→ **Task instructions**
Output every entry exactly, from the first line to the last.

— Start —

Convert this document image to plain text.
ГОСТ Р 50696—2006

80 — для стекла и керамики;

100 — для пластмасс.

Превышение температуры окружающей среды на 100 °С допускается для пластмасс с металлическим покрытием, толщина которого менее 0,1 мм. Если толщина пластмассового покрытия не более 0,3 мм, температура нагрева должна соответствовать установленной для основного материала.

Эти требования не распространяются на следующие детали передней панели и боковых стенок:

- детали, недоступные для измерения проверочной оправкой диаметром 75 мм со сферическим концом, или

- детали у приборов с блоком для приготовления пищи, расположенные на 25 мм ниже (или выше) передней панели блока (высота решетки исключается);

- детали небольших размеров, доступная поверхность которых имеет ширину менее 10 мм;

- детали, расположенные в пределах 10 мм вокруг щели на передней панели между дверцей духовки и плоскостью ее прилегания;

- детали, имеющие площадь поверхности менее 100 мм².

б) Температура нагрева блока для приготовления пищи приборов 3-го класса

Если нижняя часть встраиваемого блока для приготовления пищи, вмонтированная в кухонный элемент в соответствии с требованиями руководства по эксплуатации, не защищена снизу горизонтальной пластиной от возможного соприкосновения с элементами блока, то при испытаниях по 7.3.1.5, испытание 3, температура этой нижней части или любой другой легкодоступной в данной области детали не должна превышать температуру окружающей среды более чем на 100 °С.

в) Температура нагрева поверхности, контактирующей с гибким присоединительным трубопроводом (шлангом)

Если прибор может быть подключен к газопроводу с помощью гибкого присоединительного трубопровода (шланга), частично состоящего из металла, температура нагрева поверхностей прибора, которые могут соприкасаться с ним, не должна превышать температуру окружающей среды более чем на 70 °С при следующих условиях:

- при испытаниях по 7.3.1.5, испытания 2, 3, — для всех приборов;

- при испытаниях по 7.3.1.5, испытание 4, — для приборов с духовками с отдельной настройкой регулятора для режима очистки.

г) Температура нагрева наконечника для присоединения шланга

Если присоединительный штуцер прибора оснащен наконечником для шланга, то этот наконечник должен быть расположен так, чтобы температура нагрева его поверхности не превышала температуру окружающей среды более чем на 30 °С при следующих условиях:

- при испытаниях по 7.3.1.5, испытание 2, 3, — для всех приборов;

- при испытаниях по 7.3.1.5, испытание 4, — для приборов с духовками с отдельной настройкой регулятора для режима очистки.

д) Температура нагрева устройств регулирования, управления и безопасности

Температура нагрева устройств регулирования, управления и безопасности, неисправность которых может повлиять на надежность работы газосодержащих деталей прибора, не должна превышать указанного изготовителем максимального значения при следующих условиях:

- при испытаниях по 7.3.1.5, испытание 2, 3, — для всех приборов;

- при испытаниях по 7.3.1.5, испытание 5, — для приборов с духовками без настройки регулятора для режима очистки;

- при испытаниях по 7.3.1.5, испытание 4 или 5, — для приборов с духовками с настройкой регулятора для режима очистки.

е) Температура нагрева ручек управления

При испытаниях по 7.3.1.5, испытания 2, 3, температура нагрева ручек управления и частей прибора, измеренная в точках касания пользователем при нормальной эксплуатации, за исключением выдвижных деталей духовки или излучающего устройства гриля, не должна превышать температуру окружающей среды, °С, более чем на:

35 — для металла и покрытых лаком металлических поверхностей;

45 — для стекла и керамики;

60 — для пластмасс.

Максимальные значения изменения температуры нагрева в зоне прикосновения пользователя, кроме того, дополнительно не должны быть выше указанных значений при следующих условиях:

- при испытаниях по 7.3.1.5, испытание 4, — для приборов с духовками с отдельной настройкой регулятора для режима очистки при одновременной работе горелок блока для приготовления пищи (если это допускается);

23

— End —

→ **Response to this exercise**
Convert this document image to plain text.
ГОСТ Р 50696—2006

80 — для стекла и керамики;

100 — для пластмасс.

Превышение температуры окружающей среды на 100 °С допускается для пластмасс с металлическим покрытием, толщина которого менее 0,1 мм. Если толщина пластмассового покрытия не более 0,3 мм, температура нагрева должна соответствовать установленной для основного материала.

Эти требования не распространяются на следующие детали передней панели и боковых стенок:

- детали, недоступные для измерения проверочной оправкой диаметром 75 мм со сферическим концом, или

- детали у приборов с блоком для приготовления пищи, расположенные на 25 мм ниже (или выше) передней панели блока (высота решетки исключается);

- детали небольших размеров, доступная поверхность которых имеет ширину менее 10 мм;

- детали, расположенные в пределах 10 мм вокруг щели на передней панели между дверцей духовки и плоскостью ее прилегания;

- детали, имеющие площадь поверхности менее 100 мм².

б) Температура нагрева блока для приготовления пищи приборов 3-го класса

Если нижняя часть встраиваемого блока для приготовления пищи, вмонтированная в кухонный элемент в соответствии с требованиями руководства по эксплуатации, не защищена снизу горизонтальной пластиной от возможного соприкосновения с элементами блока, то при испытаниях по 7.3.1.5, испытание 3, температура этой нижней части или любой другой легкодоступной в данной области детали не должна превышать температуру окружающей среды более чем на 100 °С.

в) Температура нагрева поверхности, контактирующей с гибким присоединительным трубопроводом (шлангом)

Если прибор может быть подключен к газопроводу с помощью гибкого присоединительного трубопровода (шланга), частично состоящего из металла, температура нагрева поверхностей прибора, которые могут соприкасаться с ним, не должна превышать температуру окружающей среды более чем на 70 °С при следующих условиях:

- при испытаниях по 7.3.1.5, испытания 2, 3, — для всех приборов;

- при испытаниях по 7.3.1.5, испытание 4, — для приборов с духовками с отдельной настройкой регулятора для режима очистки.

г) Температура нагрева наконечника для присоединения шланга

Если присоединительный штуцер прибора оснащен наконечником для шланга, то этот наконечник должен быть расположен так, чтобы температура нагрева его поверхности не превышала температуру окружающей среды более чем на 30 °С при следующих условиях:

- при испытаниях по 7.3.1.5, испытание 2, 3, — для всех приборов;

- при испытаниях по 7.3.1.5, испытание 4, — для приборов с духовками с отдельной настройкой регулятора для режима очистки.

д) Температура нагрева устройств регулирования, управления и безопасности

Температура нагрева устройств регулирования, управления и безопасности, неисправность которых может повлиять на надежность работы газосодержащих деталей прибора, не должна превышать указанного изготовителем максимального значения при следующих условиях:

- при испытаниях по 7.3.1.5, испытание 2, 3, — для всех приборов;

- при испытаниях по 7.3.1.5, испытание 5, — для приборов с духовками без настройки регулятора для режима очистки;

- при испытаниях по 7.3.1.5, испытание 4 или 5, — для приборов с духовками с настройкой регулятора для режима очистки.

е) Температура нагрева ручек управления

При испытаниях по 7.3.1.5, испытания 2, 3, температура нагрева ручек управления и частей прибора, измеренная в точках касания пользователем при нормальной эксплуатации, за исключением выдвижных деталей духовки или излучающего устройства гриля, не должна превышать температуру окружающей среды, °С, более чем на:

35 — для металла и покрытых лаком металлических поверхностей;

45 — для стекла и керамики;

60 — для пластмасс.

Максимальные значения изменения температуры нагрева в зоне прикосновения пользователя, кроме того, дополнительно не должны быть выше указанных значений при следующих условиях:

- при испытаниях по 7.3.1.5, испытание 4, — для приборов с духовками с отдельной настройкой регулятора для режима очистки при одновременной работе горелок блока для приготовления пищи (если это допускается);

23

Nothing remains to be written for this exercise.